◆ Task directions
Return every line of the records below word for word, omitting the pictures.

=== Material provided ===

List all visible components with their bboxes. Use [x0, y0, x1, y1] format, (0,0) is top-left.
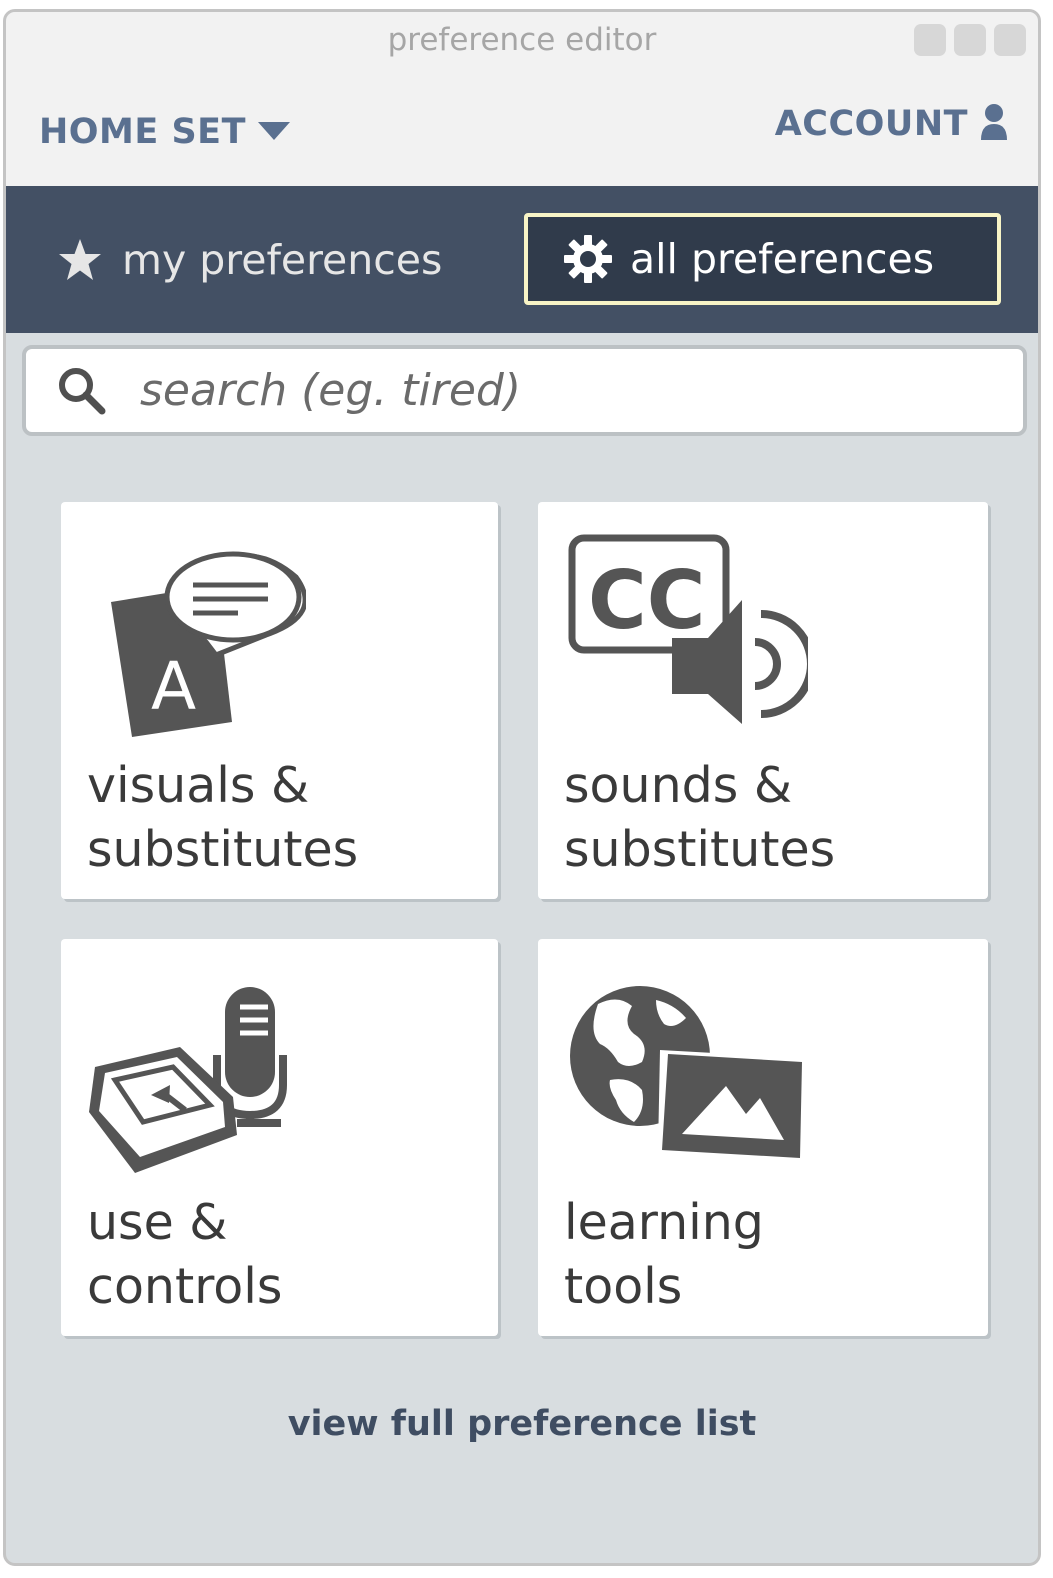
window-controls [914, 24, 1026, 56]
category-card-learning-tools[interactable]: learning tools [538, 939, 988, 1336]
search-box[interactable] [22, 345, 1027, 436]
tab-my-preferences-label: my preferences [122, 236, 443, 284]
category-label: sounds & substitutes [564, 754, 964, 882]
category-card-sounds-substitutes[interactable]: CC sounds & substitutes [538, 502, 988, 899]
category-label-line: controls [87, 1258, 283, 1315]
category-label-line: sounds & [564, 757, 793, 814]
category-label: visuals & substitutes [87, 754, 487, 882]
svg-text:A: A [151, 648, 196, 725]
text-speech-bubble-icon: A [111, 551, 306, 737]
category-card-visuals-substitutes[interactable]: A visuals & substitutes [61, 502, 498, 899]
category-label-line: visuals & [87, 757, 310, 814]
user-icon [981, 104, 1007, 140]
category-label-line: tools [564, 1258, 683, 1315]
title-bar: preference editor [6, 12, 1038, 74]
category-label-line: substitutes [87, 821, 359, 878]
search-icon [59, 367, 106, 414]
gear-icon [564, 235, 612, 283]
tab-all-preferences[interactable]: all preferences [524, 213, 1001, 305]
window-control-button[interactable] [994, 24, 1026, 56]
account-label: ACCOUNT [774, 104, 968, 144]
window-control-button[interactable] [954, 24, 986, 56]
home-set-label: HOME SET [39, 112, 246, 152]
globe-image-icon [570, 986, 804, 1158]
home-set-dropdown[interactable]: HOME SET [39, 112, 290, 152]
caret-down-icon [257, 122, 290, 140]
top-bar: HOME SET ACCOUNT [6, 74, 1038, 186]
category-label-line: substitutes [564, 821, 836, 878]
captions-speaker-icon: CC [568, 534, 808, 724]
account-button[interactable]: ACCOUNT [775, 104, 1008, 144]
category-card-use-controls[interactable]: use & controls [61, 939, 498, 1336]
keyboard-microphone-icon [89, 987, 287, 1173]
window-title: preference editor [387, 22, 657, 58]
search-input[interactable] [140, 365, 960, 416]
tab-all-preferences-label: all preferences [630, 235, 935, 283]
star-icon [59, 239, 101, 280]
category-label: use & controls [87, 1191, 487, 1319]
view-full-preference-list-link[interactable]: view full preference list [6, 1404, 1038, 1444]
category-label-line: use & [87, 1194, 228, 1251]
category-label-line: learning [564, 1194, 764, 1251]
window-control-button[interactable] [914, 24, 946, 56]
tab-bar: my preferences all preferences [6, 186, 1038, 333]
svg-text:CC: CC [588, 554, 705, 647]
tab-my-preferences[interactable]: my preferences [58, 226, 442, 294]
preference-editor-window: preference editor HOME SET ACCOUNT my pr… [3, 9, 1041, 1566]
category-label: learning tools [564, 1191, 964, 1319]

===

◆ The output
List all visible components with their bboxes. Use [x0, y0, x1, y1] format, (0,0) is top-left.
window-controls [914, 24, 1026, 56]
category-card-learning-tools[interactable]: learning tools [538, 939, 988, 1336]
search-box[interactable] [22, 345, 1027, 436]
tab-my-preferences-label: my preferences [122, 236, 443, 284]
category-label: sounds & substitutes [564, 754, 964, 882]
category-card-sounds-substitutes[interactable]: CC sounds & substitutes [538, 502, 988, 899]
category-label-line: controls [87, 1258, 283, 1315]
category-label-line: sounds & [564, 757, 793, 814]
category-label: visuals & substitutes [87, 754, 487, 882]
svg-text:A: A [151, 648, 196, 725]
text-speech-bubble-icon: A [111, 551, 306, 737]
category-card-visuals-substitutes[interactable]: A visuals & substitutes [61, 502, 498, 899]
category-label-line: visuals & [87, 757, 310, 814]
user-icon [981, 104, 1007, 140]
category-label-line: tools [564, 1258, 683, 1315]
title-bar: preference editor [6, 12, 1038, 74]
category-label-line: substitutes [87, 821, 359, 878]
search-icon [59, 367, 106, 414]
gear-icon [564, 235, 612, 283]
tab-all-preferences[interactable]: all preferences [524, 213, 1001, 305]
window-control-button[interactable] [994, 24, 1026, 56]
account-label: ACCOUNT [774, 104, 968, 144]
window-control-button[interactable] [954, 24, 986, 56]
home-set-label: HOME SET [39, 112, 246, 152]
globe-image-icon [570, 986, 804, 1158]
home-set-dropdown[interactable]: HOME SET [39, 112, 290, 152]
caret-down-icon [257, 122, 290, 140]
top-bar: HOME SET ACCOUNT [6, 74, 1038, 186]
category-label-line: substitutes [564, 821, 836, 878]
captions-speaker-icon: CC [568, 534, 808, 724]
account-button[interactable]: ACCOUNT [775, 104, 1008, 144]
category-card-use-controls[interactable]: use & controls [61, 939, 498, 1336]
keyboard-microphone-icon [89, 987, 287, 1173]
window-title: preference editor [387, 22, 657, 58]
search-input[interactable] [140, 365, 960, 416]
tab-all-preferences-label: all preferences [630, 235, 935, 283]
star-icon [59, 239, 101, 280]
category-label: use & controls [87, 1191, 487, 1319]
view-full-preference-list-link[interactable]: view full preference list [6, 1404, 1038, 1444]
category-label-line: use & [87, 1194, 228, 1251]
category-label-line: learning [564, 1194, 764, 1251]
window-control-button[interactable] [914, 24, 946, 56]
tab-bar: my preferences all preferences [6, 186, 1038, 333]
svg-text:CC: CC [588, 554, 705, 647]
tab-my-preferences[interactable]: my preferences [58, 226, 442, 294]
preference-editor-window: preference editor HOME SET ACCOUNT my pr… [3, 9, 1041, 1566]
category-label: learning tools [564, 1191, 964, 1319]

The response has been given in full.